_Exercise aim_.
Write the listing below out again exactly, dropping the images.

BEGIN Excerpted records

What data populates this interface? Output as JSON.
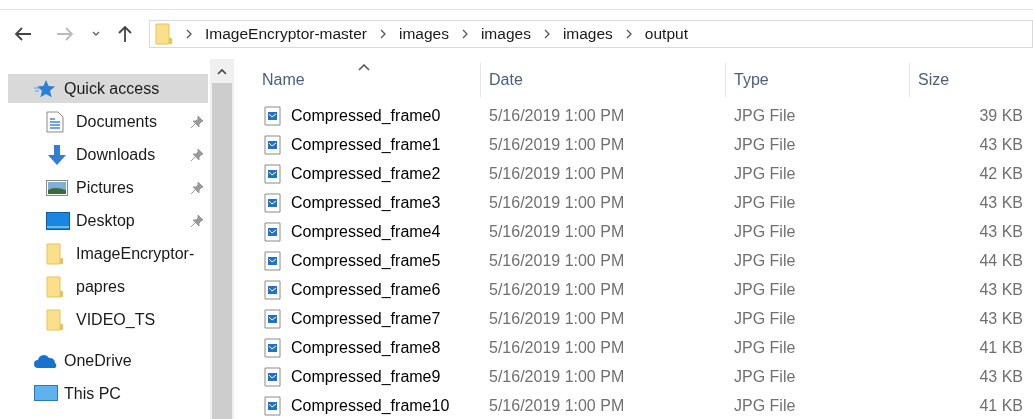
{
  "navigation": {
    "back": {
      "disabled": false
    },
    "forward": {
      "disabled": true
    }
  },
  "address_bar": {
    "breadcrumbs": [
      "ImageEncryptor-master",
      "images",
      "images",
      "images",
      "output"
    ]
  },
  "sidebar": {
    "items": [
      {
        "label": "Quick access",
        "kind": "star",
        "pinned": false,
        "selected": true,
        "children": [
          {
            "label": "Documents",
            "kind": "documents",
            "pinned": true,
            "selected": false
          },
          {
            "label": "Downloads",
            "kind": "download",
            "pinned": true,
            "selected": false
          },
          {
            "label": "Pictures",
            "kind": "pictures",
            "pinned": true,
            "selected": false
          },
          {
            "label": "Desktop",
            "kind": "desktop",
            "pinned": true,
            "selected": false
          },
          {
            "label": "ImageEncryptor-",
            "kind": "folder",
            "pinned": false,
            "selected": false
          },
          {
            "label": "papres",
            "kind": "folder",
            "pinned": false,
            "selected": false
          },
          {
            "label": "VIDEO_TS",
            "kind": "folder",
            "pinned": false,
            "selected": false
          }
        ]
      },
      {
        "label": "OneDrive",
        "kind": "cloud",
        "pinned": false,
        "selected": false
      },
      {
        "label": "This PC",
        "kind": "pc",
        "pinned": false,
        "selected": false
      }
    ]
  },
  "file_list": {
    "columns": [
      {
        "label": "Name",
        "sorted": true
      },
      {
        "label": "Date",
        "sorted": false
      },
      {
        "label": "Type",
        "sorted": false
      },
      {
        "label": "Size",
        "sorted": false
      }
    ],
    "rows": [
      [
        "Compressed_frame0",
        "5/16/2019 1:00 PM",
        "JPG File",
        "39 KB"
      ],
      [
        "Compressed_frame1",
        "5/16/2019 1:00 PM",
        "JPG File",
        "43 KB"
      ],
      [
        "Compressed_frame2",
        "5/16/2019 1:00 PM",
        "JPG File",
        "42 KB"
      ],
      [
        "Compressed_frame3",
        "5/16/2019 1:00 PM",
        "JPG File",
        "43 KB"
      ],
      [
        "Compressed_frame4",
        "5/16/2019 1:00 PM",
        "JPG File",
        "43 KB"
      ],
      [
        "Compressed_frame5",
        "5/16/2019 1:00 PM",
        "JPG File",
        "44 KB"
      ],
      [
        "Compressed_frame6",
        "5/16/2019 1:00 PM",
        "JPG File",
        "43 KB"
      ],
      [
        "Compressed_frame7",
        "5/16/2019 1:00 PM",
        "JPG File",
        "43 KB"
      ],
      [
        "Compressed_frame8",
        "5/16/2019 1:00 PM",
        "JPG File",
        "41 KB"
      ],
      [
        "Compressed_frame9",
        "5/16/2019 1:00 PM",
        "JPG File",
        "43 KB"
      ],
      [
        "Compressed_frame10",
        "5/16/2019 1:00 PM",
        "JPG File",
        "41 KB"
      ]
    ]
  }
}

END Excerpted records

_Result below_.
What data populates this interface? Output as JSON.
{
  "navigation": {
    "back": {
      "disabled": false
    },
    "forward": {
      "disabled": true
    }
  },
  "address_bar": {
    "breadcrumbs": [
      "ImageEncryptor-master",
      "images",
      "images",
      "images",
      "output"
    ]
  },
  "sidebar": {
    "items": [
      {
        "label": "Quick access",
        "kind": "star",
        "pinned": false,
        "selected": true,
        "children": [
          {
            "label": "Documents",
            "kind": "documents",
            "pinned": true,
            "selected": false
          },
          {
            "label": "Downloads",
            "kind": "download",
            "pinned": true,
            "selected": false
          },
          {
            "label": "Pictures",
            "kind": "pictures",
            "pinned": true,
            "selected": false
          },
          {
            "label": "Desktop",
            "kind": "desktop",
            "pinned": true,
            "selected": false
          },
          {
            "label": "ImageEncryptor-",
            "kind": "folder",
            "pinned": false,
            "selected": false
          },
          {
            "label": "papres",
            "kind": "folder",
            "pinned": false,
            "selected": false
          },
          {
            "label": "VIDEO_TS",
            "kind": "folder",
            "pinned": false,
            "selected": false
          }
        ]
      },
      {
        "label": "OneDrive",
        "kind": "cloud",
        "pinned": false,
        "selected": false
      },
      {
        "label": "This PC",
        "kind": "pc",
        "pinned": false,
        "selected": false
      }
    ]
  },
  "file_list": {
    "columns": [
      {
        "label": "Name",
        "sorted": true
      },
      {
        "label": "Date",
        "sorted": false
      },
      {
        "label": "Type",
        "sorted": false
      },
      {
        "label": "Size",
        "sorted": false
      }
    ],
    "rows": [
      [
        "Compressed_frame0",
        "5/16/2019 1:00 PM",
        "JPG File",
        "39 KB"
      ],
      [
        "Compressed_frame1",
        "5/16/2019 1:00 PM",
        "JPG File",
        "43 KB"
      ],
      [
        "Compressed_frame2",
        "5/16/2019 1:00 PM",
        "JPG File",
        "42 KB"
      ],
      [
        "Compressed_frame3",
        "5/16/2019 1:00 PM",
        "JPG File",
        "43 KB"
      ],
      [
        "Compressed_frame4",
        "5/16/2019 1:00 PM",
        "JPG File",
        "43 KB"
      ],
      [
        "Compressed_frame5",
        "5/16/2019 1:00 PM",
        "JPG File",
        "44 KB"
      ],
      [
        "Compressed_frame6",
        "5/16/2019 1:00 PM",
        "JPG File",
        "43 KB"
      ],
      [
        "Compressed_frame7",
        "5/16/2019 1:00 PM",
        "JPG File",
        "43 KB"
      ],
      [
        "Compressed_frame8",
        "5/16/2019 1:00 PM",
        "JPG File",
        "41 KB"
      ],
      [
        "Compressed_frame9",
        "5/16/2019 1:00 PM",
        "JPG File",
        "43 KB"
      ],
      [
        "Compressed_frame10",
        "5/16/2019 1:00 PM",
        "JPG File",
        "41 KB"
      ]
    ]
  }
}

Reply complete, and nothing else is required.